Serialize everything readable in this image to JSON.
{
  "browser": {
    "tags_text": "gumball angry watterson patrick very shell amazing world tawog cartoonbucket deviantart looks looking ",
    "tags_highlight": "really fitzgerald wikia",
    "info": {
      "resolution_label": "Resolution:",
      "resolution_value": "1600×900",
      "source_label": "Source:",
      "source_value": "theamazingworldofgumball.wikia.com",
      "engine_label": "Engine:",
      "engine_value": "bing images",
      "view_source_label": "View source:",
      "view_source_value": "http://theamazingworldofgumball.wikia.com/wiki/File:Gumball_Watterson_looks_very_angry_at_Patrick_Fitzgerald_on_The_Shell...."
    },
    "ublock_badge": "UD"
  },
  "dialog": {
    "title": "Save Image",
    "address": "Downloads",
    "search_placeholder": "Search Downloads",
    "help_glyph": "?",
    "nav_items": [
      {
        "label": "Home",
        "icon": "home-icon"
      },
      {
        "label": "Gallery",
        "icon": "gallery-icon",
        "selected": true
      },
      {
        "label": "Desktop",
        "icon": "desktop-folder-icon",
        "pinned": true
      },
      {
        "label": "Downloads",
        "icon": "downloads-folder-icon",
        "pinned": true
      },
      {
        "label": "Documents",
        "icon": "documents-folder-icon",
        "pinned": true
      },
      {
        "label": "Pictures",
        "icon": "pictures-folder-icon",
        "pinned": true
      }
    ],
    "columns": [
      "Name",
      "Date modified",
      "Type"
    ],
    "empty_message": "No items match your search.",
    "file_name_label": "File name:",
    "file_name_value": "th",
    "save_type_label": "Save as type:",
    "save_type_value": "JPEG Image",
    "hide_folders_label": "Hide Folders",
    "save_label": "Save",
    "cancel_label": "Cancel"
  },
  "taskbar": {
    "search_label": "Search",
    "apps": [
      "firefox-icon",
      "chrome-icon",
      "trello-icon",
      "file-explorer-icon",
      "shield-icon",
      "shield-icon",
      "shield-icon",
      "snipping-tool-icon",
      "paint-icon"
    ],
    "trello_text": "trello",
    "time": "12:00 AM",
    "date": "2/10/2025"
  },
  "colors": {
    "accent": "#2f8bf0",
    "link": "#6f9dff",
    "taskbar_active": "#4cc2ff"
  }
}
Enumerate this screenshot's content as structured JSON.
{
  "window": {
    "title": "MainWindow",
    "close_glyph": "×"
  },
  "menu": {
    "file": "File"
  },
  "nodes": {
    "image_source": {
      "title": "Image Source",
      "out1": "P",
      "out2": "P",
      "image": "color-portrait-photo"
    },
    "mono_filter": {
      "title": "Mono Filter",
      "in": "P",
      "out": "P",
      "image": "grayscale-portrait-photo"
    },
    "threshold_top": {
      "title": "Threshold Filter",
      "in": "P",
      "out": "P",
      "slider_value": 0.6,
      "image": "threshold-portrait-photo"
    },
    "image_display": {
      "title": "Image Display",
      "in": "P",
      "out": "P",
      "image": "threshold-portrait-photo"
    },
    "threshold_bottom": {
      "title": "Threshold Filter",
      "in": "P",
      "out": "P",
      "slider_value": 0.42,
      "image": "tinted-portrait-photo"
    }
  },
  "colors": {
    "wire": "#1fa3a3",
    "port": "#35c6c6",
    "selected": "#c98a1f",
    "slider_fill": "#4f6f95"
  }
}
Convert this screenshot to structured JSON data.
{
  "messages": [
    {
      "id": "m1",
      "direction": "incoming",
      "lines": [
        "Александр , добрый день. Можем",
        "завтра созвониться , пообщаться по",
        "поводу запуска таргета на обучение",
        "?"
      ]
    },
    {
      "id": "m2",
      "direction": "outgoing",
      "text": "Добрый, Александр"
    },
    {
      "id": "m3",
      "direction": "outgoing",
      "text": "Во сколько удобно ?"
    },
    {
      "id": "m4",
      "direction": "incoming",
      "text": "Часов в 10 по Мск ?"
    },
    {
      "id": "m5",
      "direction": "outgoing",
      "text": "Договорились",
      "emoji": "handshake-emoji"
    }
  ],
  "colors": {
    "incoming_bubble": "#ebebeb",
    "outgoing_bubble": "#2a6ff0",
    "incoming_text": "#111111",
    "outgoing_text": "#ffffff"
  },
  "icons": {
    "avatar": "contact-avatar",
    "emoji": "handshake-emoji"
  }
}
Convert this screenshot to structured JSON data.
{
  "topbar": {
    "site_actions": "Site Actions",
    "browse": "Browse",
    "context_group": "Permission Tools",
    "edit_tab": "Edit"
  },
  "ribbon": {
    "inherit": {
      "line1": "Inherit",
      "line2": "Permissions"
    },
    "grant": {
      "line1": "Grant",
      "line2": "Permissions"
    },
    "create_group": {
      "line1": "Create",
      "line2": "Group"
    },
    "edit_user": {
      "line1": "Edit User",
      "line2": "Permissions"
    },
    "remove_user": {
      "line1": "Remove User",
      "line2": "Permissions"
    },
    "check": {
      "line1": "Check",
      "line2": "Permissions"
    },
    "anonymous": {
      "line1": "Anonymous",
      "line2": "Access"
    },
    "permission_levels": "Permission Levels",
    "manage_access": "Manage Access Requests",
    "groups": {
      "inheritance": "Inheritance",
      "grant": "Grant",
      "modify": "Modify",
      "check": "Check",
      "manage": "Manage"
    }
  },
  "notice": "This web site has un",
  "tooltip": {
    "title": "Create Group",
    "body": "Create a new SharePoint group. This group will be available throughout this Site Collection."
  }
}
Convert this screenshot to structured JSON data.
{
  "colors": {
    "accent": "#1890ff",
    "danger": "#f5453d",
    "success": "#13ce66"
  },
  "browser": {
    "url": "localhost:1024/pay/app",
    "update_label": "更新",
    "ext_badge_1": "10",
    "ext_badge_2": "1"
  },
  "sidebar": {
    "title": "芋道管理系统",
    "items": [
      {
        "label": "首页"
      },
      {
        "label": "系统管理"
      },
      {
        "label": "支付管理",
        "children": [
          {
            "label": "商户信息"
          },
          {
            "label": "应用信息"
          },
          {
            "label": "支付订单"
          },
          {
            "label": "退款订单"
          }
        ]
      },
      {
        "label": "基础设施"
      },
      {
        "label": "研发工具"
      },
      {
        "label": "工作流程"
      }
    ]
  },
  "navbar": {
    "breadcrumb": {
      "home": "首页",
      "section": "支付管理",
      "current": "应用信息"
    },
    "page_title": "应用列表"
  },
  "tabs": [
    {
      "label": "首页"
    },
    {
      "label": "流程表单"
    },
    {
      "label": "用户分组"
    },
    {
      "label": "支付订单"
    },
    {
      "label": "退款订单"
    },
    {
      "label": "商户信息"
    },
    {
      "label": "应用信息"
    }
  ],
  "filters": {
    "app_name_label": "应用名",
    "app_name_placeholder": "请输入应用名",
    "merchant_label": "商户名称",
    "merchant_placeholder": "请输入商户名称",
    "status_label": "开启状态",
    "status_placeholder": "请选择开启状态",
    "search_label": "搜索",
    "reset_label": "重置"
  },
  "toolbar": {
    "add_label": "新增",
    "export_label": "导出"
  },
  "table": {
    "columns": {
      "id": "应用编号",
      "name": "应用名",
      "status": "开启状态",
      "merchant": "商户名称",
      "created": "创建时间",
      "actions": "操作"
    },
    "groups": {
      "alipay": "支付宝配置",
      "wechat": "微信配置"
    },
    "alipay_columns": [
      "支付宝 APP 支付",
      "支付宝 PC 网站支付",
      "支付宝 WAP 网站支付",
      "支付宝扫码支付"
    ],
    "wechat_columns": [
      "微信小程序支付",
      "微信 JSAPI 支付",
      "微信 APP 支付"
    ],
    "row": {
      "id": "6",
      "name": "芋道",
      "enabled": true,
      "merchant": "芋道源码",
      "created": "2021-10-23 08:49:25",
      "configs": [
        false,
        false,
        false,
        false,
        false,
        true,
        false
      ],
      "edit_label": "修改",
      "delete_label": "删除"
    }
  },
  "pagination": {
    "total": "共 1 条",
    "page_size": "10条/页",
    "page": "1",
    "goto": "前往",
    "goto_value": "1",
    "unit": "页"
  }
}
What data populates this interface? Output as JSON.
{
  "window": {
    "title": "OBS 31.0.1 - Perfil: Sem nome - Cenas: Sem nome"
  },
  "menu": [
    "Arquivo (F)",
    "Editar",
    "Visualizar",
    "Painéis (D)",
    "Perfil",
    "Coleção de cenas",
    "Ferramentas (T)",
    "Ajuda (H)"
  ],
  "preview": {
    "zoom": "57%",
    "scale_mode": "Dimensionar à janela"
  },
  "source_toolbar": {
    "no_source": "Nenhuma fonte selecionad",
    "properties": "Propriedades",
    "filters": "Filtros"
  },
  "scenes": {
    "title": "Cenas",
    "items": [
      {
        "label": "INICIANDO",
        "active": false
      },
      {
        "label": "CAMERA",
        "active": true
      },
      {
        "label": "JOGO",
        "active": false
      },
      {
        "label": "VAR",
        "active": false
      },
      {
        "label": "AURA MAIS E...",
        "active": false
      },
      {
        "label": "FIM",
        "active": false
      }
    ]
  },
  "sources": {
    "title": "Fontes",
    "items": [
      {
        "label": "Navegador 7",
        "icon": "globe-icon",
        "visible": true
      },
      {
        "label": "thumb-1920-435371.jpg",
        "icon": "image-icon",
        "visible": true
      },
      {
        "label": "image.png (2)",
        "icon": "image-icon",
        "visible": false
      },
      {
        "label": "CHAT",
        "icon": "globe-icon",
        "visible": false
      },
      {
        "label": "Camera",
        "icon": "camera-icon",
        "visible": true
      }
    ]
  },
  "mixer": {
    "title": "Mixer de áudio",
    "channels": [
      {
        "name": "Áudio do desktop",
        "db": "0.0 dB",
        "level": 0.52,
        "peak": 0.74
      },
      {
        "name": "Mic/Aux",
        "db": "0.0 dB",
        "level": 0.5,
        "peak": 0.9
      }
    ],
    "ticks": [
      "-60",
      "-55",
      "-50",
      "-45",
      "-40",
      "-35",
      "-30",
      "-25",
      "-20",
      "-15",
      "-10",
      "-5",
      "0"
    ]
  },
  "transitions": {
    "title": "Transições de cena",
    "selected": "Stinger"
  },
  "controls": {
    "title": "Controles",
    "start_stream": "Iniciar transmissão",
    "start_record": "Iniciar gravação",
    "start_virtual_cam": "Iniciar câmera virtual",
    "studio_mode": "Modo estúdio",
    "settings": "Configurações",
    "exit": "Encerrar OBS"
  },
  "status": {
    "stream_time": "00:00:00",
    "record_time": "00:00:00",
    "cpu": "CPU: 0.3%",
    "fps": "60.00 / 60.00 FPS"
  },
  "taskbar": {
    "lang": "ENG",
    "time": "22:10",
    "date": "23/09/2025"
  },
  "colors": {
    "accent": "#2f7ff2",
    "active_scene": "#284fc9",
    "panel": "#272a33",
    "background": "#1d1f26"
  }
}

# Job
Give the number of lines containing the word "created". No other answer is needed.

# Written solution
2